### [Job]
Reproduce verbatim the entries from the line containing "Enumerate the UI" up to and including the line containing "403, 806, 429)".

-- Start of Dataset extract --

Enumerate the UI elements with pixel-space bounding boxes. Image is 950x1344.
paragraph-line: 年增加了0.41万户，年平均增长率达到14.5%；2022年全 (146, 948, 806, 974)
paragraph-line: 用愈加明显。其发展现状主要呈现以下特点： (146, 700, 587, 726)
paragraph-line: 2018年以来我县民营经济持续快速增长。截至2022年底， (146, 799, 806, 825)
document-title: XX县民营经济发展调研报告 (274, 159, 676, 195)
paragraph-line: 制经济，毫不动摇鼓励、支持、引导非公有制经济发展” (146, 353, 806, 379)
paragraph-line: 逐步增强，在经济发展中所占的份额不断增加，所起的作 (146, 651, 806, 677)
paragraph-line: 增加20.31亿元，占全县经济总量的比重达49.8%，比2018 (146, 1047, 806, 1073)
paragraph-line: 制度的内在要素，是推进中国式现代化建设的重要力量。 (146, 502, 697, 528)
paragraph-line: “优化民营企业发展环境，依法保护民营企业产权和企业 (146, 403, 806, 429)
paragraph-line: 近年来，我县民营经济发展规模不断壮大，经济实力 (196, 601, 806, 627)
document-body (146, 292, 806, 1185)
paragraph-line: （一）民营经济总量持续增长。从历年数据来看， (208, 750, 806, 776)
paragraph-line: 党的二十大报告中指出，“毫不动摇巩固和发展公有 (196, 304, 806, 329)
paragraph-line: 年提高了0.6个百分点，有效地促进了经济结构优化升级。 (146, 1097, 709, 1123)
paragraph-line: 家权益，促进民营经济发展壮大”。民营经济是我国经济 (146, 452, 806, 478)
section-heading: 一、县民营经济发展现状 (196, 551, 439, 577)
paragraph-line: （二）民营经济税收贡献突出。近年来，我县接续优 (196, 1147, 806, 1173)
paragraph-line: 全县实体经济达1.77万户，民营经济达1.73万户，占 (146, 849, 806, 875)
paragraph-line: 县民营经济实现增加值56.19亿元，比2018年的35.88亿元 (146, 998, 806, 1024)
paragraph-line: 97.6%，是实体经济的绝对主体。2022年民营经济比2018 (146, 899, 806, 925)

-- End of Dataset extract --
-- Start of Dataset extract --

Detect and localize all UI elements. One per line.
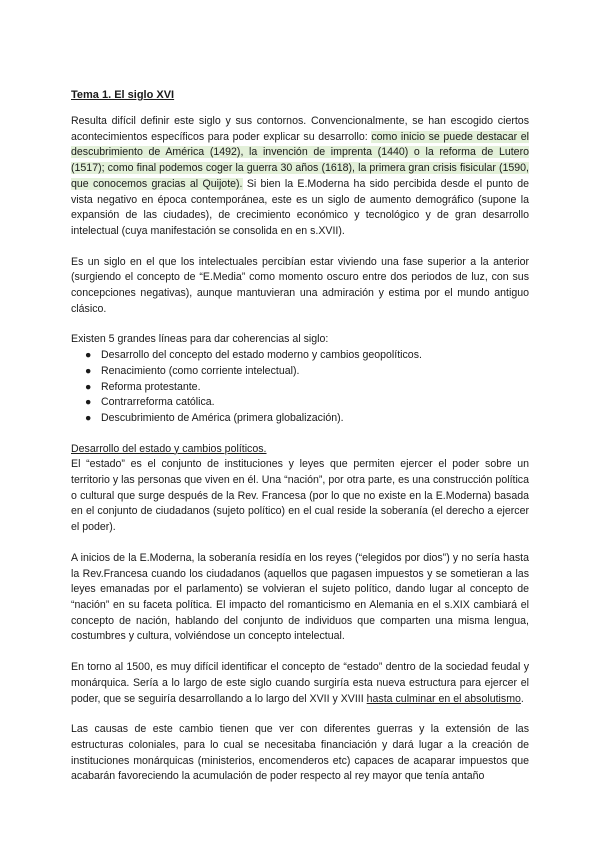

-- End of Dataset extract --

### [Solution to this exercise]
Enumerate the UI elements with pixel-space bounding boxes. Image is 950x1344.
paragraph-line: 年增加了0.41万户，年平均增长率达到14.5%；2022年全 (146, 948, 806, 974)
paragraph-line: 用愈加明显。其发展现状主要呈现以下特点： (146, 700, 587, 726)
paragraph-line: 2018年以来我县民营经济持续快速增长。截至2022年底， (146, 799, 806, 825)
document-title: XX县民营经济发展调研报告 (274, 159, 676, 195)
paragraph-line: 制经济，毫不动摇鼓励、支持、引导非公有制经济发展” (146, 353, 806, 379)
paragraph-line: 逐步增强，在经济发展中所占的份额不断增加，所起的作 (146, 651, 806, 677)
paragraph-line: 增加20.31亿元，占全县经济总量的比重达49.8%，比2018 (146, 1047, 806, 1073)
paragraph-line: 制度的内在要素，是推进中国式现代化建设的重要力量。 (146, 502, 697, 528)
paragraph-line: “优化民营企业发展环境，依法保护民营企业产权和企业 (146, 403, 806, 429)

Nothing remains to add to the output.